# What is needed
Reproduce all entries verbatim, with nothing added or dropped.

# Recorded data
———

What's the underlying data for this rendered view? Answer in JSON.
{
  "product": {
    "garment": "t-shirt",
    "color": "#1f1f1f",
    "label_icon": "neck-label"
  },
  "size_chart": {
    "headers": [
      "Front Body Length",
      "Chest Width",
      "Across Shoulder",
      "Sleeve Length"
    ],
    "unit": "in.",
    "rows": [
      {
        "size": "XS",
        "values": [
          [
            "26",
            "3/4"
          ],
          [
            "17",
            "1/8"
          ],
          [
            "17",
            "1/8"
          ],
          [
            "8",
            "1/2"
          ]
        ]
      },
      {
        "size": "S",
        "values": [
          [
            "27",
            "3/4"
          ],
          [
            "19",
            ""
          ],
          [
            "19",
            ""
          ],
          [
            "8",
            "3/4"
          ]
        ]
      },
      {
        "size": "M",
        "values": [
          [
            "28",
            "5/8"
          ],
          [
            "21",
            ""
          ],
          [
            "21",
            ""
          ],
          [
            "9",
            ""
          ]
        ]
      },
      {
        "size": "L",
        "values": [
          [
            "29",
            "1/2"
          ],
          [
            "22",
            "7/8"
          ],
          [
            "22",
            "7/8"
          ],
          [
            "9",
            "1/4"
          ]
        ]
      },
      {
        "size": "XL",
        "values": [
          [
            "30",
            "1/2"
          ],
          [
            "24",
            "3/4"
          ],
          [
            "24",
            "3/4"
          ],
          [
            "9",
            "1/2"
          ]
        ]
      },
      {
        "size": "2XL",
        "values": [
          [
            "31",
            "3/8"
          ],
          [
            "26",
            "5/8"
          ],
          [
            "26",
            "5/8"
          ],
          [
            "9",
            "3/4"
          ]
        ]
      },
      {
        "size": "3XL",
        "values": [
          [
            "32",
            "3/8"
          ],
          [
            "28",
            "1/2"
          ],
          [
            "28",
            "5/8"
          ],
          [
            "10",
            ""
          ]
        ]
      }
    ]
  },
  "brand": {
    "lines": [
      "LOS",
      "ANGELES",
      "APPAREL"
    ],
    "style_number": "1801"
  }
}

———

# Correct output
What's the underlying data for this rendered view? Answer in JSON.
{
  "product": {
    "garment": "t-shirt",
    "color": "#1f1f1f",
    "label_icon": "neck-label"
  },
  "size_chart": {
    "headers": [
      "Front Body Length",
      "Chest Width",
      "Across Shoulder",
      "Sleeve Length"
    ],
    "unit": "in.",
    "rows": [
      {
        "size": "XS",
        "values": [
          [
            "26",
            "3/4"
          ],
          [
            "17",
            "1/8"
          ],
          [
            "17",
            "1/8"
          ],
          [
            "8",
            "1/2"
          ]
        ]
      },
      {
        "size": "S",
        "values": [
          [
            "27",
            "3/4"
          ],
          [
            "19",
            ""
          ],
          [
            "19",
            ""
          ],
          [
            "8",
            "3/4"
          ]
        ]
      },
      {
        "size": "M",
        "values": [
          [
            "28",
            "5/8"
          ],
          [
            "21",
            ""
          ],
          [
            "21",
            ""
          ],
          [
            "9",
            ""
          ]
        ]
      },
      {
        "size": "L",
        "values": [
          [
            "29",
            "1/2"
          ],
          [
            "22",
            "7/8"
          ],
          [
            "22",
            "7/8"
          ],
          [
            "9",
            "1/4"
          ]
        ]
      },
      {
        "size": "XL",
        "values": [
          [
            "30",
            "1/2"
          ],
          [
            "24",
            "3/4"
          ],
          [
            "24",
            "3/4"
          ],
          [
            "9",
            "1/2"
          ]
        ]
      },
      {
        "size": "2XL",
        "values": [
          [
            "31",
            "3/8"
          ],
          [
            "26",
            "5/8"
          ],
          [
            "26",
            "5/8"
          ],
          [
            "9",
            "3/4"
          ]
        ]
      },
      {
        "size": "3XL",
        "values": [
          [
            "32",
            "3/8"
          ],
          [
            "28",
            "1/2"
          ],
          [
            "28",
            "5/8"
          ],
          [
            "10",
            ""
          ]
        ]
      }
    ]
  },
  "brand": {
    "lines": [
      "LOS",
      "ANGELES",
      "APPAREL"
    ],
    "style_number": "1801"
  }
}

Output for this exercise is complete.